── Material provided ──
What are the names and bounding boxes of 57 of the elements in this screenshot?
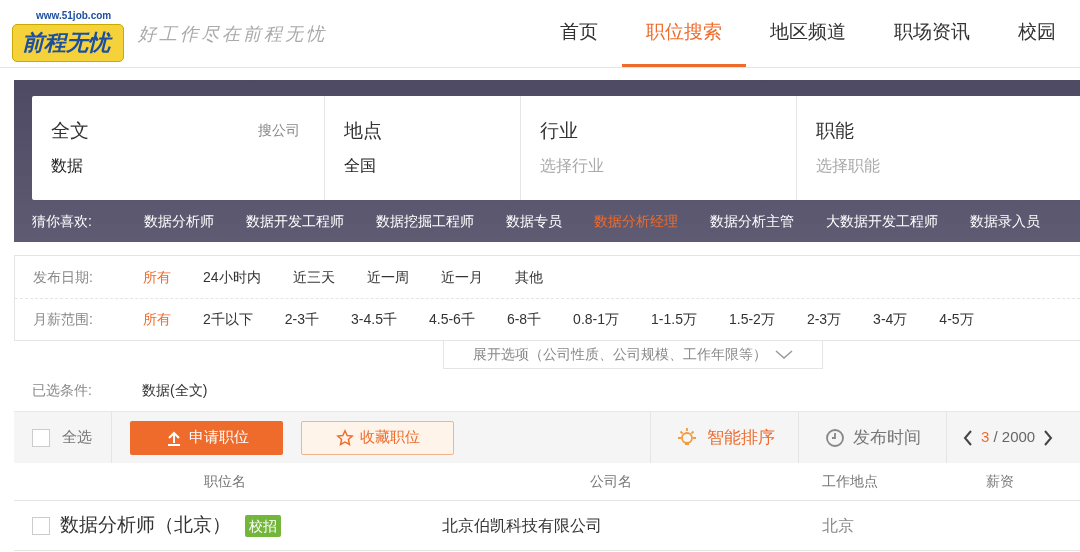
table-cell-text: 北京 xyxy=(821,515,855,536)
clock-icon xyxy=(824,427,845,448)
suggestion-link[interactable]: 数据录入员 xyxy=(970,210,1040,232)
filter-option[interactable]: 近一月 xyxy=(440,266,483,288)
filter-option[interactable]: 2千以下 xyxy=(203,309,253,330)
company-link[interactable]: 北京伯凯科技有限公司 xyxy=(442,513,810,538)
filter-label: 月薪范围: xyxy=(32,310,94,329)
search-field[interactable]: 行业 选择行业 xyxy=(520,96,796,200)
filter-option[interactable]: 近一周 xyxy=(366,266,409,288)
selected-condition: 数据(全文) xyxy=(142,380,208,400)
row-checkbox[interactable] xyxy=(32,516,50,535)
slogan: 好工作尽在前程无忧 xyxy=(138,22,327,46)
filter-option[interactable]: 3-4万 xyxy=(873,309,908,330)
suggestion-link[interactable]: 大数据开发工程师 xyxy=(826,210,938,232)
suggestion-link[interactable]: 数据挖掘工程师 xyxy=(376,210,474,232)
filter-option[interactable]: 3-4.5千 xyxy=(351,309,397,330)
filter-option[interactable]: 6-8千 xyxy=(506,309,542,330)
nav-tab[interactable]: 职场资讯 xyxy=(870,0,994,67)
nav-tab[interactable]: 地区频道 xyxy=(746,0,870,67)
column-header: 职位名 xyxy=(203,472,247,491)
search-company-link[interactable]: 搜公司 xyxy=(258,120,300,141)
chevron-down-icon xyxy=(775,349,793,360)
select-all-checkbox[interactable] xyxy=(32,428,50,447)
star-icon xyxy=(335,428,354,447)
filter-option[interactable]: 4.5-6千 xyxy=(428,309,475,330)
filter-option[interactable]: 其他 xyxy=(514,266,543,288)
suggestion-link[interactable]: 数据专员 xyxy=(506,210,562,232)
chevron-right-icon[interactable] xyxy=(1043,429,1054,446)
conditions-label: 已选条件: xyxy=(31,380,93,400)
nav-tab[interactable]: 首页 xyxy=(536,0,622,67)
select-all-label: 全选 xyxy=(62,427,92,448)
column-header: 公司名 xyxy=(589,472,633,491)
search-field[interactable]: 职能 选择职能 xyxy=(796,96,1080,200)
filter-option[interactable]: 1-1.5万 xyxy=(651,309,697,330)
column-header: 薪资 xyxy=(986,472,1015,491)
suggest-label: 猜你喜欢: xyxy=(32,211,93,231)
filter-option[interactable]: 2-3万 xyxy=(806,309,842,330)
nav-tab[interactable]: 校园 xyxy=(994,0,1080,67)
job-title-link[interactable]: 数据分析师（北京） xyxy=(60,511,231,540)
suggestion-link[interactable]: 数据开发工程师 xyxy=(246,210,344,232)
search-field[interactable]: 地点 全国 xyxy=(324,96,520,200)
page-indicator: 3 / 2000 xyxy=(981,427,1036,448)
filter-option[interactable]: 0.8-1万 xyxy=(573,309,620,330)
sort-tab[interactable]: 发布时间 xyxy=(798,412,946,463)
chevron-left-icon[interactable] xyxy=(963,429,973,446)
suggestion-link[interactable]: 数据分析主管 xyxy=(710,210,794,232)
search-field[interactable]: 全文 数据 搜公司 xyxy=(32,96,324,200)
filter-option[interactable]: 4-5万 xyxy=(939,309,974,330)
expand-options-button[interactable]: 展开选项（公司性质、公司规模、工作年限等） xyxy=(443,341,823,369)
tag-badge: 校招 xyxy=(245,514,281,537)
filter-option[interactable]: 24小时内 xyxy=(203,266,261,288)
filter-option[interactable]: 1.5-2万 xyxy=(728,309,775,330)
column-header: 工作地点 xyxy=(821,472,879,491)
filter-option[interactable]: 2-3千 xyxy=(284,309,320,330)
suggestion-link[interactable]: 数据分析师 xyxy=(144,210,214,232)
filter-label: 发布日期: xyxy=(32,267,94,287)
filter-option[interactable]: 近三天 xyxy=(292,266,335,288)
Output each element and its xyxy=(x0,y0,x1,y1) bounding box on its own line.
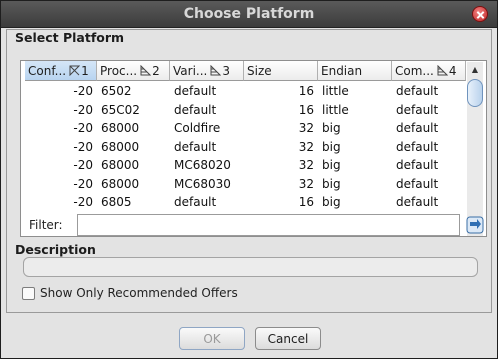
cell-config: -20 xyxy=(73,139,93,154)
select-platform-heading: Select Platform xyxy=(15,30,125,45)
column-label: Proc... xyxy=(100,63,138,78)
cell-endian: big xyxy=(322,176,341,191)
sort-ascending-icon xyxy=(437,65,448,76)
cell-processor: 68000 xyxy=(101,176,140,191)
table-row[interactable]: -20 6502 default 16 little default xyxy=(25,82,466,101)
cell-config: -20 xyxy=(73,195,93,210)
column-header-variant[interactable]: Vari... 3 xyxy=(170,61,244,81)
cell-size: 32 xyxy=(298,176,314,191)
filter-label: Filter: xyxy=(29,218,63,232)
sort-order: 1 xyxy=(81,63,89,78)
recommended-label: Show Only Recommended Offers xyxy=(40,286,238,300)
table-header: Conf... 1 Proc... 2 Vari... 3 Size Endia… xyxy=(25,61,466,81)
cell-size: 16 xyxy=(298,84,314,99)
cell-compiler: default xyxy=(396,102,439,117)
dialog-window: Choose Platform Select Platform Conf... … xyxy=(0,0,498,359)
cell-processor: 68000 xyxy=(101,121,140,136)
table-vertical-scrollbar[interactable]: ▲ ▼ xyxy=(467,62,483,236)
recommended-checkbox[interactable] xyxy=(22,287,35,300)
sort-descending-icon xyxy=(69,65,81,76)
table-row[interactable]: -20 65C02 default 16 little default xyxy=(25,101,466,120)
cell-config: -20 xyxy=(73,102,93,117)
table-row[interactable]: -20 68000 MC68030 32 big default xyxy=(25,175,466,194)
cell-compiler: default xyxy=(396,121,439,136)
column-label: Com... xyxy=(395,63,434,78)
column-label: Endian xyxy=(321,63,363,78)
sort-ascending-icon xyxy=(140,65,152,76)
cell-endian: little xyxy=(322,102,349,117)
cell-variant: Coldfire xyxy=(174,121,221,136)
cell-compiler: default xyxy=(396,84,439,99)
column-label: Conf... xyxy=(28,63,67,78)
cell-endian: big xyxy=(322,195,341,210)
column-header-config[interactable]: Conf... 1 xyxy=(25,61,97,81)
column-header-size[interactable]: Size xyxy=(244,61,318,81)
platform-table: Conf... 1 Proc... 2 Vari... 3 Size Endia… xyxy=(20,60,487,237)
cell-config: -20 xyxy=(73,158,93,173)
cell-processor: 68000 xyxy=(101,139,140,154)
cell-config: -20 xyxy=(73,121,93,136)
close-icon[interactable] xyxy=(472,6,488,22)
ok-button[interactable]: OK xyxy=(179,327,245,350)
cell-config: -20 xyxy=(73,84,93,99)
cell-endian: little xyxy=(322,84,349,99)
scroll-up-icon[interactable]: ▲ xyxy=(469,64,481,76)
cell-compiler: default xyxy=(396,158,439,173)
───
## [What you need to do]
Rewrite all of the items above with "filter-option" changed to "filter-choice" and everything else kept the same, omitting the pictures.

## [Exercise result]
What are the names and bounding boxes of 57 of the elements in this screenshot?
table-cell-text: 北京 xyxy=(821,515,855,536)
clock-icon xyxy=(824,427,845,448)
suggestion-link[interactable]: 数据录入员 xyxy=(970,210,1040,232)
filter-choice[interactable]: 近一月 xyxy=(440,266,483,288)
filter-choice[interactable]: 2千以下 xyxy=(203,309,253,330)
company-link[interactable]: 北京伯凯科技有限公司 xyxy=(442,513,810,538)
filter-label: 月薪范围: xyxy=(32,310,94,329)
search-field[interactable]: 行业 选择行业 xyxy=(520,96,796,200)
filter-choice[interactable]: 近一周 xyxy=(366,266,409,288)
selected-condition: 数据(全文) xyxy=(142,380,208,400)
row-checkbox[interactable] xyxy=(32,516,50,535)
slogan: 好工作尽在前程无忧 xyxy=(138,22,327,46)
filter-choice[interactable]: 3-4万 xyxy=(873,309,908,330)
suggestion-link[interactable]: 大数据开发工程师 xyxy=(826,210,938,232)
suggestion-link[interactable]: 数据挖掘工程师 xyxy=(376,210,474,232)
filter-choice[interactable]: 3-4.5千 xyxy=(351,309,397,330)
filter-choice[interactable]: 6-8千 xyxy=(506,309,542,330)
nav-tab[interactable]: 职场资讯 xyxy=(870,0,994,67)
nav-tab[interactable]: 地区频道 xyxy=(746,0,870,67)
column-header: 职位名 xyxy=(203,472,247,491)
search-company-link[interactable]: 搜公司 xyxy=(258,120,300,141)
chevron-down-icon xyxy=(775,349,793,360)
select-all-checkbox[interactable] xyxy=(32,428,50,447)
star-icon xyxy=(335,428,354,447)
filter-choice[interactable]: 4.5-6千 xyxy=(428,309,475,330)
filter-choice[interactable]: 其他 xyxy=(514,266,543,288)
suggestion-link[interactable]: 数据专员 xyxy=(506,210,562,232)
chevron-right-icon[interactable] xyxy=(1043,429,1054,446)
conditions-label: 已选条件: xyxy=(31,380,93,400)
nav-tab[interactable]: 首页 xyxy=(536,0,622,67)
select-all-label: 全选 xyxy=(62,427,92,448)
column-header: 公司名 xyxy=(589,472,633,491)
search-field[interactable]: 职能 选择职能 xyxy=(796,96,1080,200)
filter-choice[interactable]: 1-1.5万 xyxy=(651,309,697,330)
column-header: 薪资 xyxy=(986,472,1015,491)
suggest-label: 猜你喜欢: xyxy=(32,211,93,231)
filter-choice[interactable]: 2-3万 xyxy=(806,309,842,330)
nav-tab[interactable]: 校园 xyxy=(994,0,1080,67)
job-title-link[interactable]: 数据分析师（北京） xyxy=(60,511,231,540)
suggestion-link[interactable]: 数据开发工程师 xyxy=(246,210,344,232)
search-field[interactable]: 地点 全国 xyxy=(324,96,520,200)
page-indicator: 3 / 2000 xyxy=(981,427,1036,448)
filter-choice[interactable]: 0.8-1万 xyxy=(573,309,620,330)
sort-tab[interactable]: 发布时间 xyxy=(798,412,946,463)
chevron-left-icon[interactable] xyxy=(963,429,973,446)
suggestion-link[interactable]: 数据分析主管 xyxy=(710,210,794,232)
search-field[interactable]: 全文 数据 搜公司 xyxy=(32,96,324,200)
filter-choice[interactable]: 4-5万 xyxy=(939,309,974,330)
expand-options-button[interactable]: 展开选项（公司性质、公司规模、工作年限等） xyxy=(443,341,823,369)
tag-badge: 校招 xyxy=(245,514,281,537)
filter-choice[interactable]: 24小时内 xyxy=(203,266,261,288)
filter-choice[interactable]: 1.5-2万 xyxy=(728,309,775,330)
column-header: 工作地点 xyxy=(821,472,879,491)
filter-choice[interactable]: 2-3千 xyxy=(284,309,320,330)
suggestion-link[interactable]: 数据分析师 xyxy=(144,210,214,232)
filter-label: 发布日期: xyxy=(32,267,94,287)
filter-choice[interactable]: 近三天 xyxy=(292,266,335,288)
Output each element and its xyxy=(x0,y0,x1,y1) bounding box on its own line.
cell-config: -20 xyxy=(73,139,93,154)
select-platform-heading: Select Platform xyxy=(15,30,125,45)
column-label: Proc... xyxy=(100,63,138,78)
cell-endian: big xyxy=(322,176,341,191)
sort-ascending-icon xyxy=(437,65,448,76)
cell-processor: 68000 xyxy=(101,176,140,191)
table-row[interactable]: -20 6502 default 16 little default xyxy=(25,82,466,101)
cell-config: -20 xyxy=(73,195,93,210)
column-header-variant[interactable]: Vari... 3 xyxy=(170,61,244,81)
cell-size: 32 xyxy=(298,176,314,191)
filter-label: Filter: xyxy=(29,218,63,232)
sort-order: 1 xyxy=(81,63,89,78)
recommended-label: Show Only Recommended Offers xyxy=(40,286,238,300)
table-header: Conf... 1 Proc... 2 Vari... 3 Size Endia… xyxy=(25,61,466,81)
cell-size: 16 xyxy=(298,84,314,99)
cell-compiler: default xyxy=(396,102,439,117)
dialog-window: Choose Platform Select Platform Conf... … xyxy=(0,0,498,359)
cell-processor: 68000 xyxy=(101,121,140,136)
table-vertical-scrollbar[interactable]: ▲ ▼ xyxy=(467,62,483,236)
recommended-checkbox[interactable] xyxy=(22,287,35,300)
sort-descending-icon xyxy=(69,65,81,76)
table-row[interactable]: -20 65C02 default 16 little default xyxy=(25,101,466,120)
cell-config: -20 xyxy=(73,102,93,117)
table-row[interactable]: -20 68000 MC68030 32 big default xyxy=(25,175,466,194)
cell-compiler: default xyxy=(396,121,439,136)
column-label: Com... xyxy=(395,63,434,78)
column-label: Endian xyxy=(321,63,363,78)
sort-ascending-icon xyxy=(140,65,152,76)
cell-endian: little xyxy=(322,102,349,117)
cell-variant: Coldfire xyxy=(174,121,221,136)
cell-compiler: default xyxy=(396,84,439,99)
column-label: Conf... xyxy=(28,63,67,78)
cell-endian: big xyxy=(322,195,341,210)
column-header-config[interactable]: Conf... 1 xyxy=(25,61,97,81)
column-header-size[interactable]: Size xyxy=(244,61,318,81)
platform-table: Conf... 1 Proc... 2 Vari... 3 Size Endia… xyxy=(20,60,487,237)
cell-config: -20 xyxy=(73,158,93,173)
cell-processor: 68000 xyxy=(101,139,140,154)
cell-config: -20 xyxy=(73,121,93,136)
close-icon[interactable] xyxy=(472,6,488,22)
ok-button[interactable]: OK xyxy=(179,327,245,350)
cell-config: -20 xyxy=(73,84,93,99)
cell-endian: little xyxy=(322,84,349,99)
scroll-up-icon[interactable]: ▲ xyxy=(469,64,481,76)
cell-compiler: default xyxy=(396,158,439,173)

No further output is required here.